** begin EXERCISE INPUTS **
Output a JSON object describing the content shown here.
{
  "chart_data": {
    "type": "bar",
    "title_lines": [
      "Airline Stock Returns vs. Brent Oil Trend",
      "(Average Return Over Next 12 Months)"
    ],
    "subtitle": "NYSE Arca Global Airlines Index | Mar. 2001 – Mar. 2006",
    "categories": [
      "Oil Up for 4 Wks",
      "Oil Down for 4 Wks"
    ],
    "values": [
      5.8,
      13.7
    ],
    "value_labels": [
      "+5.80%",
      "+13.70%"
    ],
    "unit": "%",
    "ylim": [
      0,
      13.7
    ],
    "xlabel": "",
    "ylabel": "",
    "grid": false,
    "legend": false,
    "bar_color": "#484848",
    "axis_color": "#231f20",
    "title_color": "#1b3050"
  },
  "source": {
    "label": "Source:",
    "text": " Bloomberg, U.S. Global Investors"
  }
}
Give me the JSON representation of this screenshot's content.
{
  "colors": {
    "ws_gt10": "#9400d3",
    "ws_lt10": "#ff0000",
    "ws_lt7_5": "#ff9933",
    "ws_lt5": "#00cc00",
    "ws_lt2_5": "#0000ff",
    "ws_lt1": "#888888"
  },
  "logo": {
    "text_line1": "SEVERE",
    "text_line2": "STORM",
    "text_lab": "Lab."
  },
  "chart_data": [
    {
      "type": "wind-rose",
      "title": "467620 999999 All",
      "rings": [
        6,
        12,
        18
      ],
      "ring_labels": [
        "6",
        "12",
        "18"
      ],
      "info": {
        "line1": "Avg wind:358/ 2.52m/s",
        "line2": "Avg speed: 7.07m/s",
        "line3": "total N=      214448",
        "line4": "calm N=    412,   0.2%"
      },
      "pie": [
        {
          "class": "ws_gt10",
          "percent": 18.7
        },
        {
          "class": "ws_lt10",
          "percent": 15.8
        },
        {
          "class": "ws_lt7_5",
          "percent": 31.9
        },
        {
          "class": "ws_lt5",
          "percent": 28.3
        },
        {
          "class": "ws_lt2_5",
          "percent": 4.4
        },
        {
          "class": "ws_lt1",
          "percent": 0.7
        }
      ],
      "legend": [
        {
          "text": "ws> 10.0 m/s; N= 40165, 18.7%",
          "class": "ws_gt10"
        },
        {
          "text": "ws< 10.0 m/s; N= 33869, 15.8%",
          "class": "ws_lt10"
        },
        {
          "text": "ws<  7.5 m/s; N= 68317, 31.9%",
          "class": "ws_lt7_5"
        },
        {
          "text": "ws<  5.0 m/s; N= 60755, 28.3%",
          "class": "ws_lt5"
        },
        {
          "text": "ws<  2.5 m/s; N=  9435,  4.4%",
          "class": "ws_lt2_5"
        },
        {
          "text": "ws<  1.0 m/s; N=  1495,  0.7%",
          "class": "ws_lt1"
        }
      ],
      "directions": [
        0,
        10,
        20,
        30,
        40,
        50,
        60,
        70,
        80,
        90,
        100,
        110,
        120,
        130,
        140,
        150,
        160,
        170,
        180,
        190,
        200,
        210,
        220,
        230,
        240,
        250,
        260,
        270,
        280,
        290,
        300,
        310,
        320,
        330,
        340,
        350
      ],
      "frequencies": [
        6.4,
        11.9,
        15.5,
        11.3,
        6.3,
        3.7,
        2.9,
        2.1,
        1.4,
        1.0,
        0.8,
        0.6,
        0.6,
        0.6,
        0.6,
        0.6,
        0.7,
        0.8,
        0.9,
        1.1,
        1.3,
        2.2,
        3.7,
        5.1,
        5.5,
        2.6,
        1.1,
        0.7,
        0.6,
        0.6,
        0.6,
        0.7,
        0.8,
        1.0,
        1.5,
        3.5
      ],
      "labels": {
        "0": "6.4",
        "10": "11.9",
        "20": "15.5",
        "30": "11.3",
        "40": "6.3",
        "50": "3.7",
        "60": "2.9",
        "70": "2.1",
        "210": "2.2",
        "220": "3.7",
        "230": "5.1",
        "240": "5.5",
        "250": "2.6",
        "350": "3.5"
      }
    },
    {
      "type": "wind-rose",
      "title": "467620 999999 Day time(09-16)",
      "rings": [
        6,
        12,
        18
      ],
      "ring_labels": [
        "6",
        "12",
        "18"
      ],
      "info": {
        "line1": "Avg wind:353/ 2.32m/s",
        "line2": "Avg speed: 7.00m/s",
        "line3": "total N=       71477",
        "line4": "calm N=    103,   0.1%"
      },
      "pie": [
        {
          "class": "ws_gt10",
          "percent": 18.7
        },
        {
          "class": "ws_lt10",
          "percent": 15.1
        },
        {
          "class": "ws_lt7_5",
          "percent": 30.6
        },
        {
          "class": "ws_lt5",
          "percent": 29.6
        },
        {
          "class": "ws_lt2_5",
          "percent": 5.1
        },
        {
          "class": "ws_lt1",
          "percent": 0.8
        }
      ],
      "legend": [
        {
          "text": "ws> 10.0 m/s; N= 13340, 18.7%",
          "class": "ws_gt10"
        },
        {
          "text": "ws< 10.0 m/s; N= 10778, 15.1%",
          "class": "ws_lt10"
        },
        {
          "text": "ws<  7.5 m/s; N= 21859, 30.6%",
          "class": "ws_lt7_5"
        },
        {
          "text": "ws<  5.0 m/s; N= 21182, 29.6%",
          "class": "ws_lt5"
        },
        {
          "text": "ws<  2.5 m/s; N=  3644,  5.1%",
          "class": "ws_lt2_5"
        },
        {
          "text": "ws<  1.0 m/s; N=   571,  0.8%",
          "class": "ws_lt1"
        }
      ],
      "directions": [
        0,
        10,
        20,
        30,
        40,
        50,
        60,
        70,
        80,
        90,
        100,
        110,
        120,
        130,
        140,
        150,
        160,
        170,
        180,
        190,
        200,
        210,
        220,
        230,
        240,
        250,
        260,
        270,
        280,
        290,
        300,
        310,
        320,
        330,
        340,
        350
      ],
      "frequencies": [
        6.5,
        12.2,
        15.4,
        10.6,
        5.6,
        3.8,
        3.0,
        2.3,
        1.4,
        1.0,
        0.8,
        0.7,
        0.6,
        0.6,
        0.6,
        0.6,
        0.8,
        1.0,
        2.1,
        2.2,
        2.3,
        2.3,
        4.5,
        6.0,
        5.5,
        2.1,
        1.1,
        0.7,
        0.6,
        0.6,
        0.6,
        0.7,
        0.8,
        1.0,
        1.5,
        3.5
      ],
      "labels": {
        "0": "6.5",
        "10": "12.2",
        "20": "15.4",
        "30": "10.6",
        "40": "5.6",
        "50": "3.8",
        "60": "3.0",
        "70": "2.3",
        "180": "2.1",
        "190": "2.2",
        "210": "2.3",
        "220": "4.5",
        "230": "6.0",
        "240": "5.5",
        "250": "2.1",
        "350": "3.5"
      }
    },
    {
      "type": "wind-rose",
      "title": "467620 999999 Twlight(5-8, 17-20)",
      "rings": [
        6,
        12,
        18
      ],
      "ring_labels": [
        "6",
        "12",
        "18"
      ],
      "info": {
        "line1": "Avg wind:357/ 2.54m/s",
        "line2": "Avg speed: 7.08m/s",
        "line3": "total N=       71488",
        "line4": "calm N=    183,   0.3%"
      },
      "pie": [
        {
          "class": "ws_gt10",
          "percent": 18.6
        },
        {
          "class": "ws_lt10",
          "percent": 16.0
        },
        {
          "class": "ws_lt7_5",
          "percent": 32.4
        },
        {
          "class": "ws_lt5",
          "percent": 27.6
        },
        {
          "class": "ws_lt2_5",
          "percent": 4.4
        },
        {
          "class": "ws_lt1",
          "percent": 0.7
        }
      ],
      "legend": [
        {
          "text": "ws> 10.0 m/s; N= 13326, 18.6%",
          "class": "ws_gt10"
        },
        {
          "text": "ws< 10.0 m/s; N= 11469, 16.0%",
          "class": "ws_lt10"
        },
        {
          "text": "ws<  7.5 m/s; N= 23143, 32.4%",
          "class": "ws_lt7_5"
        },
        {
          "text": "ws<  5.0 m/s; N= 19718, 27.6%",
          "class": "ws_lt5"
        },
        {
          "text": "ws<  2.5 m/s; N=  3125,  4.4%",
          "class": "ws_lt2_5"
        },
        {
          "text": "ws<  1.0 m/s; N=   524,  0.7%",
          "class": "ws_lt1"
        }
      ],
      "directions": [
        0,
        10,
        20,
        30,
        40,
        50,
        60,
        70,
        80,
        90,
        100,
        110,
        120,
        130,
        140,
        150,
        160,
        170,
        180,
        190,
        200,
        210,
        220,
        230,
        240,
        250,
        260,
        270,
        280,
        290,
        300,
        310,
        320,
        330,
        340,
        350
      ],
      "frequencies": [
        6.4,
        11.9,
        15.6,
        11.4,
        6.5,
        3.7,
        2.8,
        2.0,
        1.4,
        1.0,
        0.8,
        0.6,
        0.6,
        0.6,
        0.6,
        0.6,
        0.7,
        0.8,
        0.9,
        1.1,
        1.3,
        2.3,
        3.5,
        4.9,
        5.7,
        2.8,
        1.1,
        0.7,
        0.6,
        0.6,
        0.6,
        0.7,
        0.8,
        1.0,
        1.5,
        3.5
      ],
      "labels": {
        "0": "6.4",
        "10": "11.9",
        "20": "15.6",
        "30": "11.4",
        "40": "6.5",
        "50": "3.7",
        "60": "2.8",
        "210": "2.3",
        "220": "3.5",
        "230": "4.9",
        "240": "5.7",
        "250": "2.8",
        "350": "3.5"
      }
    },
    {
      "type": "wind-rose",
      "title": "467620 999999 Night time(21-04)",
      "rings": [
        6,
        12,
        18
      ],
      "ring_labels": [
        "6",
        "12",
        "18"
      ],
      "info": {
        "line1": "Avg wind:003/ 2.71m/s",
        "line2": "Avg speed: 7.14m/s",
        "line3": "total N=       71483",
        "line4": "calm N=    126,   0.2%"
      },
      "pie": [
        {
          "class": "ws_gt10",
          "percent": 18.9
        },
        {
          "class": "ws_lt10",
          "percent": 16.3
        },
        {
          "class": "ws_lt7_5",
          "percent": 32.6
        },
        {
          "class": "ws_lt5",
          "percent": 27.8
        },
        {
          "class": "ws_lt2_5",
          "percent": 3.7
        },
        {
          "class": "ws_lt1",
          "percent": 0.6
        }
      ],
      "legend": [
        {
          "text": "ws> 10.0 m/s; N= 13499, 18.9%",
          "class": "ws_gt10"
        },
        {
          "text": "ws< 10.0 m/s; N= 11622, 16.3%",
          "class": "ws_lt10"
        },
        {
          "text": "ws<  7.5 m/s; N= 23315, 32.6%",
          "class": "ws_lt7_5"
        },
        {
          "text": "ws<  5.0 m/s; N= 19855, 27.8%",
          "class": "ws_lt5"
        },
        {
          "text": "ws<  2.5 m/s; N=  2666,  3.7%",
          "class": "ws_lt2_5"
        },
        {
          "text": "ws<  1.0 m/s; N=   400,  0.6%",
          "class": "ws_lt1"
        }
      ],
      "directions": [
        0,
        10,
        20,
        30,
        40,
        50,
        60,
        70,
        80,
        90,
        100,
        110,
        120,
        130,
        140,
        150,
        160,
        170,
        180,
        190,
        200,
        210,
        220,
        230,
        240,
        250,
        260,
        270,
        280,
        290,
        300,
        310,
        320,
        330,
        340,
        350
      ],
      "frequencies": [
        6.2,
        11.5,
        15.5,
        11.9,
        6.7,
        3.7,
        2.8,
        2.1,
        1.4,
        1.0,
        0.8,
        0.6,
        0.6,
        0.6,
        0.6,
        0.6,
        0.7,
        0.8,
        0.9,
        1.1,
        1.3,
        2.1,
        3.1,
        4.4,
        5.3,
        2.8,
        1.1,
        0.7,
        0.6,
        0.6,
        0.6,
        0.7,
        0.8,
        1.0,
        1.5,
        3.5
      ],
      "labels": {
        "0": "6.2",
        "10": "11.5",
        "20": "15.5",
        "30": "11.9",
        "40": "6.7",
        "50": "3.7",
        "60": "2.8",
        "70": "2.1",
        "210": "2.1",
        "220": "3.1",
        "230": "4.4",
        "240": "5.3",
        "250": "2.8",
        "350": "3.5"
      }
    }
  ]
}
** end EXERCISE INPUTS **
# WHAT TO PRODUCE:
Scan the material above. Extract every line in which the word "time" occurs.

# RESPONSE FOR THIS EXERCISE:
      "title": "467620 999999 Day time(09-16)",
      "title": "467620 999999 Night time(21-04)",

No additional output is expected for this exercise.